→ **Goal**
How many lines of the data include the string "name"? State the number and nothing else.

━━━━━ Stored rows ━━━━━

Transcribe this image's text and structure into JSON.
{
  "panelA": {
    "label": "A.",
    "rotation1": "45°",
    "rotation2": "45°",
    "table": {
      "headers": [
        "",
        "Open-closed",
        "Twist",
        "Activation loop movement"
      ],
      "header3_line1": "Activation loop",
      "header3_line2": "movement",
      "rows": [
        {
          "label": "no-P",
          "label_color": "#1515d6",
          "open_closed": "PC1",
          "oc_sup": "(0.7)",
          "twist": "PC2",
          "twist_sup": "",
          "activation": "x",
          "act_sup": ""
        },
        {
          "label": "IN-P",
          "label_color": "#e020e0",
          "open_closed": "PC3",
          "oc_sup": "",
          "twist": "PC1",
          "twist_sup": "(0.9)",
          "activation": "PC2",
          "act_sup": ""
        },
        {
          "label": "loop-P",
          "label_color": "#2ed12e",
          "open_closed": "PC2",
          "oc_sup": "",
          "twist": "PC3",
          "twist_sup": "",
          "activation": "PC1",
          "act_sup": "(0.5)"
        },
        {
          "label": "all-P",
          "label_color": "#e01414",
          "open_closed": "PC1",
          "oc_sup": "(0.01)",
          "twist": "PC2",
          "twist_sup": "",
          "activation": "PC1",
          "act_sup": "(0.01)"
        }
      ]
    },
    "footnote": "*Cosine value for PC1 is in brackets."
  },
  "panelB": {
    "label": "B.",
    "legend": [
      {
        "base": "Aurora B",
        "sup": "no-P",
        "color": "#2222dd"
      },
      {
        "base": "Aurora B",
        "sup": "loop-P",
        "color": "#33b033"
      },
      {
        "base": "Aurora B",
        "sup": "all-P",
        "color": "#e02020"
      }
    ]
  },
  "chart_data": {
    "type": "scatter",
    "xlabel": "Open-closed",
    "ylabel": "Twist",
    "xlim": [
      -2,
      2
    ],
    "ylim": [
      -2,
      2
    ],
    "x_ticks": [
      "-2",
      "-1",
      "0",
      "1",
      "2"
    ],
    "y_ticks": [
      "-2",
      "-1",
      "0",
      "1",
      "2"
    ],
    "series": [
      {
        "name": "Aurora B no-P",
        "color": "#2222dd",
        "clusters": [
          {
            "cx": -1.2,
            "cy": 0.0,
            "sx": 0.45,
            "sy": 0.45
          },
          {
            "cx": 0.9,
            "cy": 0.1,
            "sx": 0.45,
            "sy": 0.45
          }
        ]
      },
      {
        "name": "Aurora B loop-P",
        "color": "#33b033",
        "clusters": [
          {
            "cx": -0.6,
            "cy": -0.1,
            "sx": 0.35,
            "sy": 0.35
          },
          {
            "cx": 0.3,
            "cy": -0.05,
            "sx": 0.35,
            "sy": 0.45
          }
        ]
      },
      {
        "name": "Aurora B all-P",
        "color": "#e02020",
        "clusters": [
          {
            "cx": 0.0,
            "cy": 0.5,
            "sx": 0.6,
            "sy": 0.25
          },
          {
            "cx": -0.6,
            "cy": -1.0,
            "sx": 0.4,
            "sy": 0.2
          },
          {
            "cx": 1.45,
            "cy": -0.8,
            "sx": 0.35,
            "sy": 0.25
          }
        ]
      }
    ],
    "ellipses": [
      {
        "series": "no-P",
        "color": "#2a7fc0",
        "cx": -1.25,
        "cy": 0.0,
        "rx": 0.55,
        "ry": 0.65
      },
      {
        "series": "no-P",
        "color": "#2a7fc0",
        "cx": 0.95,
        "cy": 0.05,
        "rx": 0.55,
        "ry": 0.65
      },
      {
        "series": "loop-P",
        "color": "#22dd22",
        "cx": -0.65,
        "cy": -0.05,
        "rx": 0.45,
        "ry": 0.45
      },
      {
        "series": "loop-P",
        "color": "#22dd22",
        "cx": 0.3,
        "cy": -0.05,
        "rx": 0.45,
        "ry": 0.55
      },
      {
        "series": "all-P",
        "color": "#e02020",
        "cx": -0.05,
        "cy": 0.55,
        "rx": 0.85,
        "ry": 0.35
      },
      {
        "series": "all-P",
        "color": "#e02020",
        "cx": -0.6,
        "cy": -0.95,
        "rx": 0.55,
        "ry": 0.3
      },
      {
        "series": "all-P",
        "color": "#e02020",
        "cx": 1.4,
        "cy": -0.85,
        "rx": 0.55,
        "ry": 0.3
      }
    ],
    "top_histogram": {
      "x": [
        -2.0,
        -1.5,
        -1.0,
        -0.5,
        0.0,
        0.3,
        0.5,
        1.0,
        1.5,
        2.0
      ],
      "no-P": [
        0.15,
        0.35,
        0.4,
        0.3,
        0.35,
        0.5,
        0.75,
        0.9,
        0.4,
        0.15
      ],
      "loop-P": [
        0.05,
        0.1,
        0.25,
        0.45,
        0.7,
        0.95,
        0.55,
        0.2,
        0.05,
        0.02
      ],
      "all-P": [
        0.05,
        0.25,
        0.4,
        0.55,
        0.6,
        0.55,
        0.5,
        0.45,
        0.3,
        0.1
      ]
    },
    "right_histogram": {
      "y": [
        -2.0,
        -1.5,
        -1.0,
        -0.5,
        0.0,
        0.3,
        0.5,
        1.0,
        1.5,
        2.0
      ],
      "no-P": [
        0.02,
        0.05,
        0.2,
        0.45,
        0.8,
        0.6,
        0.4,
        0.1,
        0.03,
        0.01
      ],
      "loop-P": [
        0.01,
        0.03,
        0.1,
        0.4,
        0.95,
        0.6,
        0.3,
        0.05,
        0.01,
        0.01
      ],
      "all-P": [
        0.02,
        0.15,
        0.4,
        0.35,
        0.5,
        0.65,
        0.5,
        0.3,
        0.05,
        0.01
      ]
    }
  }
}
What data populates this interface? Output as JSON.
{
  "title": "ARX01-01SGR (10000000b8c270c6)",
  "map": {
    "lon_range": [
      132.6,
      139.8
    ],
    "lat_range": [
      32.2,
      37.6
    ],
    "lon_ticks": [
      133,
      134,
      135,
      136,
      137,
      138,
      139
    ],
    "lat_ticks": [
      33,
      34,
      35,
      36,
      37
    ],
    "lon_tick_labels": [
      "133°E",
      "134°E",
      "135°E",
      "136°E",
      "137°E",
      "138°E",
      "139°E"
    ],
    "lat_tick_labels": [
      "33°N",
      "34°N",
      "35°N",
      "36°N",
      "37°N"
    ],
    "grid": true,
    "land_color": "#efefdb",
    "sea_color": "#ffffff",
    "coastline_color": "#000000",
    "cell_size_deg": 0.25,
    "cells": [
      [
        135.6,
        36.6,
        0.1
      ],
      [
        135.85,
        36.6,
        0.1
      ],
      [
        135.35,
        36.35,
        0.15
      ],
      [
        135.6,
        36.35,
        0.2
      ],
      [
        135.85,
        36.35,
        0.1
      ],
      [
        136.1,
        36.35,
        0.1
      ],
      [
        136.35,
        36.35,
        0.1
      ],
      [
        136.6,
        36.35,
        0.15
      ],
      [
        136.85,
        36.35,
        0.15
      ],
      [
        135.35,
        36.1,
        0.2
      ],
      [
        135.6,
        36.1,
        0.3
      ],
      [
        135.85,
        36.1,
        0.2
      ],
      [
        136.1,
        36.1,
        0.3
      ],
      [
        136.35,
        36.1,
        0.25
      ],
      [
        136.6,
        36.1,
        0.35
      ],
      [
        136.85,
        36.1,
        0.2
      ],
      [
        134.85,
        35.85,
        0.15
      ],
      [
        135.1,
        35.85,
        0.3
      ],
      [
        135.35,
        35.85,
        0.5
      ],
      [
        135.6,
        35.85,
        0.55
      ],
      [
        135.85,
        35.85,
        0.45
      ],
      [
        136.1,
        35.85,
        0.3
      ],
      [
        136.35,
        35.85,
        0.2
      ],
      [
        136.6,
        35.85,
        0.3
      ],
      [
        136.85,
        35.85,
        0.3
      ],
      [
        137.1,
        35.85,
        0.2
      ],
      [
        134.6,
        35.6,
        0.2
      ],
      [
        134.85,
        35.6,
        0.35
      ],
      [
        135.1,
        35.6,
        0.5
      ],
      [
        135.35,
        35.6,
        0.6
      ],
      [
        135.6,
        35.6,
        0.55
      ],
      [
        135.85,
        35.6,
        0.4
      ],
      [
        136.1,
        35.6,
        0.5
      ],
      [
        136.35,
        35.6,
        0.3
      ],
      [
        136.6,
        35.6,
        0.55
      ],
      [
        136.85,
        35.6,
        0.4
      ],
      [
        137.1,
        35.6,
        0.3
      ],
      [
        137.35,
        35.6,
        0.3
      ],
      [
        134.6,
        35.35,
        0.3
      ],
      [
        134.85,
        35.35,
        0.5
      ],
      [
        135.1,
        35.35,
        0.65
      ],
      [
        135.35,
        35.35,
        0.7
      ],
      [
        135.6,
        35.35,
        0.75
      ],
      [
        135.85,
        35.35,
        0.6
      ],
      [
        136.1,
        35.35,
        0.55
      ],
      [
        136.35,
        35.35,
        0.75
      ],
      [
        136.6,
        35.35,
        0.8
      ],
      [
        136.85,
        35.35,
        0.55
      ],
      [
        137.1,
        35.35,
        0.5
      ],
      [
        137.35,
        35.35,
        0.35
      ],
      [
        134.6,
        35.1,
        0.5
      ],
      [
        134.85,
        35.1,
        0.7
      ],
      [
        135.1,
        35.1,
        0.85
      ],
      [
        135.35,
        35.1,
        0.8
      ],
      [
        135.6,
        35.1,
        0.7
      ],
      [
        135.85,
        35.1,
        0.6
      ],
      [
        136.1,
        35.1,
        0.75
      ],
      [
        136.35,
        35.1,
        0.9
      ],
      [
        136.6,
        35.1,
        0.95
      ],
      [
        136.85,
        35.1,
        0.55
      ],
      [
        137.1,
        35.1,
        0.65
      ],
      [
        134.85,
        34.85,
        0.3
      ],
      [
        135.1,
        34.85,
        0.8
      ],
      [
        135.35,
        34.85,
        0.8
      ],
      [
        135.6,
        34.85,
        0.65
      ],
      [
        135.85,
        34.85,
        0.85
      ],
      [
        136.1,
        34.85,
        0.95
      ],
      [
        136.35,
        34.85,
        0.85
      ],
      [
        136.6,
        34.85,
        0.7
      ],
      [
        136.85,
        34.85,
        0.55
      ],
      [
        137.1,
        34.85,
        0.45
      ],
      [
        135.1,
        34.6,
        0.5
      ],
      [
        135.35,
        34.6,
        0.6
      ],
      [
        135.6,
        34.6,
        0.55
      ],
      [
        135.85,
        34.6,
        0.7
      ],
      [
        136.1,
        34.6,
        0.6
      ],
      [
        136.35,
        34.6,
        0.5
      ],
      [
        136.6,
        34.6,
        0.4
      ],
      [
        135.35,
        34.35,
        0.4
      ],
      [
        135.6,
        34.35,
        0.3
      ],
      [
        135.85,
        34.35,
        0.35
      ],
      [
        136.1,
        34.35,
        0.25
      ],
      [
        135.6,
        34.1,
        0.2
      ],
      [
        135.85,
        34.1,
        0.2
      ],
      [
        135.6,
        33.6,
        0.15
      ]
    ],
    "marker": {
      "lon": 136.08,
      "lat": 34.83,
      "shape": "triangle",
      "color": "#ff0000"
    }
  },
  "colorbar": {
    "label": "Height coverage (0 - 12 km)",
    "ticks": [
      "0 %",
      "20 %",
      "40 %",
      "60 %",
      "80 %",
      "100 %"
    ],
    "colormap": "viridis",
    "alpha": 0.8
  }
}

━━━━━

→ **The result**
3